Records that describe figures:
↓↓↓
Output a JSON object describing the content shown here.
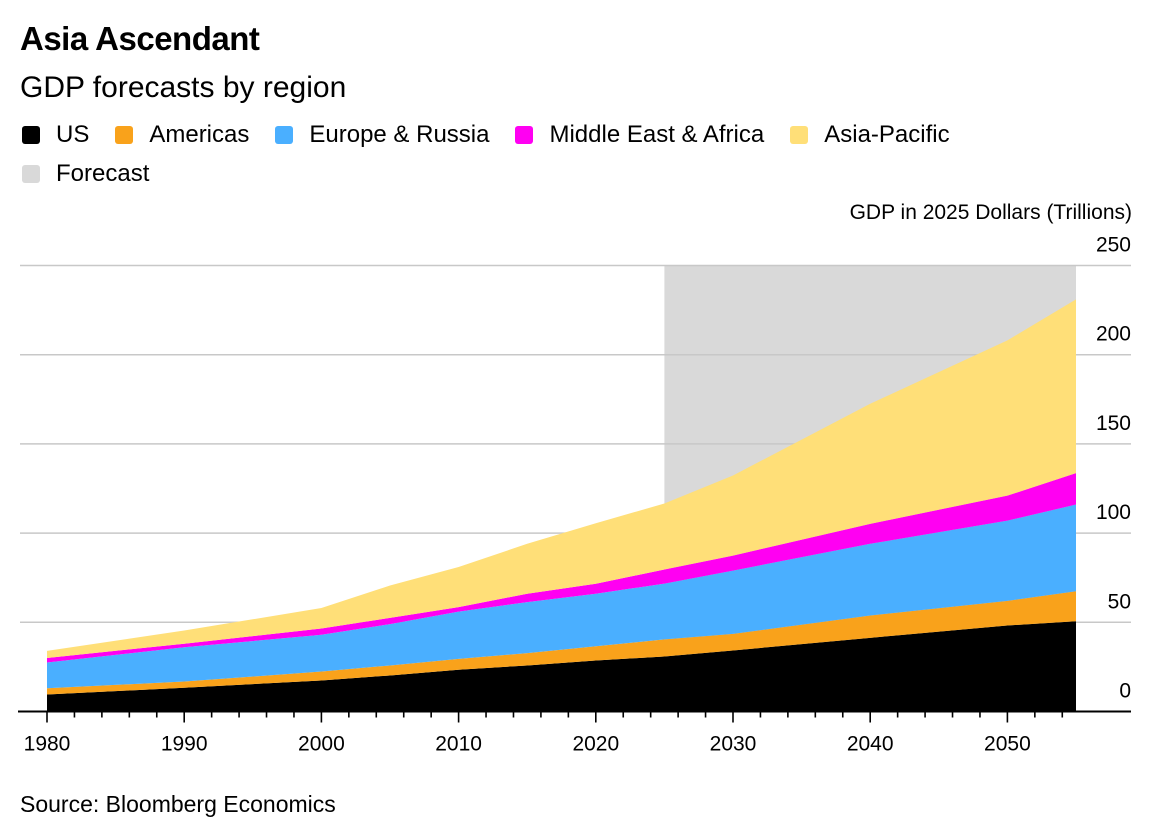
{
  "header": {
    "title": "Asia Ascendant",
    "subtitle": "GDP forecasts by region"
  },
  "legend": [
    {
      "label": "US",
      "color": "#000000"
    },
    {
      "label": "Americas",
      "color": "#f9a21b"
    },
    {
      "label": "Europe & Russia",
      "color": "#4aafff"
    },
    {
      "label": "Middle East & Africa",
      "color": "#ff00f2"
    },
    {
      "label": "Asia-Pacific",
      "color": "#ffdf78"
    },
    {
      "label": "Forecast",
      "color": "#d9d9d9"
    }
  ],
  "footer": {
    "source": "Source: Bloomberg Economics"
  },
  "chart_data": {
    "type": "area",
    "stacked": true,
    "title": "Asia Ascendant",
    "subtitle": "GDP forecasts by region",
    "xlabel": "",
    "ylabel": "GDP in 2025 Dollars (Trillions)",
    "x": [
      1980,
      1990,
      2000,
      2005,
      2010,
      2015,
      2020,
      2025,
      2030,
      2040,
      2050,
      2055
    ],
    "series": [
      {
        "name": "US",
        "color": "#000000",
        "values": [
          9.5,
          13.3,
          17.4,
          20.2,
          23.4,
          25.8,
          28.6,
          30.8,
          34.2,
          41.3,
          48.2,
          50.6
        ]
      },
      {
        "name": "Americas",
        "color": "#f9a21b",
        "values": [
          3.5,
          3.5,
          5.0,
          5.6,
          6.1,
          6.9,
          8.0,
          9.6,
          9.3,
          12.5,
          13.8,
          16.8
        ]
      },
      {
        "name": "Europe & Russia",
        "color": "#4aafff",
        "values": [
          14.5,
          19.2,
          20.6,
          23.2,
          26.5,
          28.6,
          29.4,
          31.3,
          35.5,
          40.2,
          45.0,
          48.6
        ]
      },
      {
        "name": "Middle East & Africa",
        "color": "#ff00f2",
        "values": [
          2.5,
          2.0,
          3.5,
          3.5,
          2.5,
          4.7,
          5.6,
          7.9,
          8.4,
          11.2,
          14.0,
          17.6
        ]
      },
      {
        "name": "Asia-Pacific",
        "color": "#ffdf78",
        "values": [
          4.0,
          7.4,
          11.5,
          18.1,
          22.5,
          28.0,
          33.9,
          37.0,
          44.9,
          67.3,
          87.0,
          97.4
        ]
      }
    ],
    "forecast_range": [
      2025,
      2055
    ],
    "forecast_color": "#d9d9d9",
    "xlim": [
      1980,
      2055
    ],
    "ylim": [
      0,
      250
    ],
    "yticks": [
      0,
      50,
      100,
      150,
      200,
      250
    ],
    "xticks_major": [
      1980,
      1990,
      2000,
      2010,
      2020,
      2030,
      2040,
      2050
    ],
    "xticks_minor_step": 2,
    "y_axis_position": "right",
    "grid": true,
    "legend_position": "top-left"
  }
}
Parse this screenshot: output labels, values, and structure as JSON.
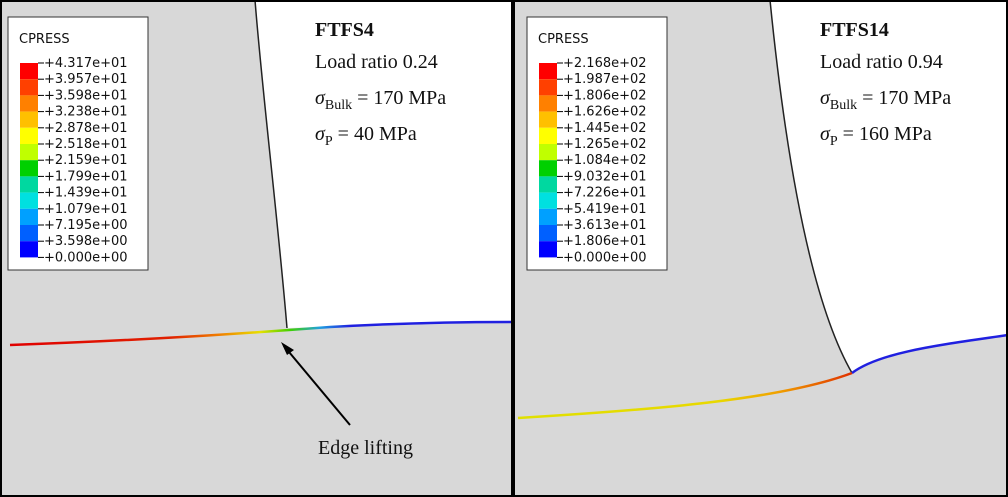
{
  "panels": [
    {
      "legend_title": "CPRESS",
      "legend_labels": [
        "+4.317e+01",
        "+3.957e+01",
        "+3.598e+01",
        "+3.238e+01",
        "+2.878e+01",
        "+2.518e+01",
        "+2.159e+01",
        "+1.799e+01",
        "+1.439e+01",
        "+1.079e+01",
        "+7.195e+00",
        "+3.598e+00",
        "+0.000e+00"
      ],
      "title": "FTFS4",
      "load_ratio": "Load ratio 0.24",
      "sigma_bulk": {
        "symbol": "σ",
        "subscript": "Bulk",
        "rest": " = 170 MPa"
      },
      "sigma_p": {
        "symbol": "σ",
        "subscript": "P",
        "rest": " = 40 MPa"
      },
      "annotation": "Edge lifting"
    },
    {
      "legend_title": "CPRESS",
      "legend_labels": [
        "+2.168e+02",
        "+1.987e+02",
        "+1.806e+02",
        "+1.626e+02",
        "+1.445e+02",
        "+1.265e+02",
        "+1.084e+02",
        "+9.032e+01",
        "+7.226e+01",
        "+5.419e+01",
        "+3.613e+01",
        "+1.806e+01",
        "+0.000e+00"
      ],
      "title": "FTFS14",
      "load_ratio": "Load ratio 0.94",
      "sigma_bulk": {
        "symbol": "σ",
        "subscript": "Bulk",
        "rest": " = 170 MPa"
      },
      "sigma_p": {
        "symbol": "σ",
        "subscript": "P",
        "rest": " = 160 MPa"
      }
    }
  ]
}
↑↑↑
**Directions for this task:** Select and copy every line of the listing with the word "forecasts".

**Exercise response:**
    "subtitle": "GDP forecasts by region"
    "subtitle": "GDP forecasts by region",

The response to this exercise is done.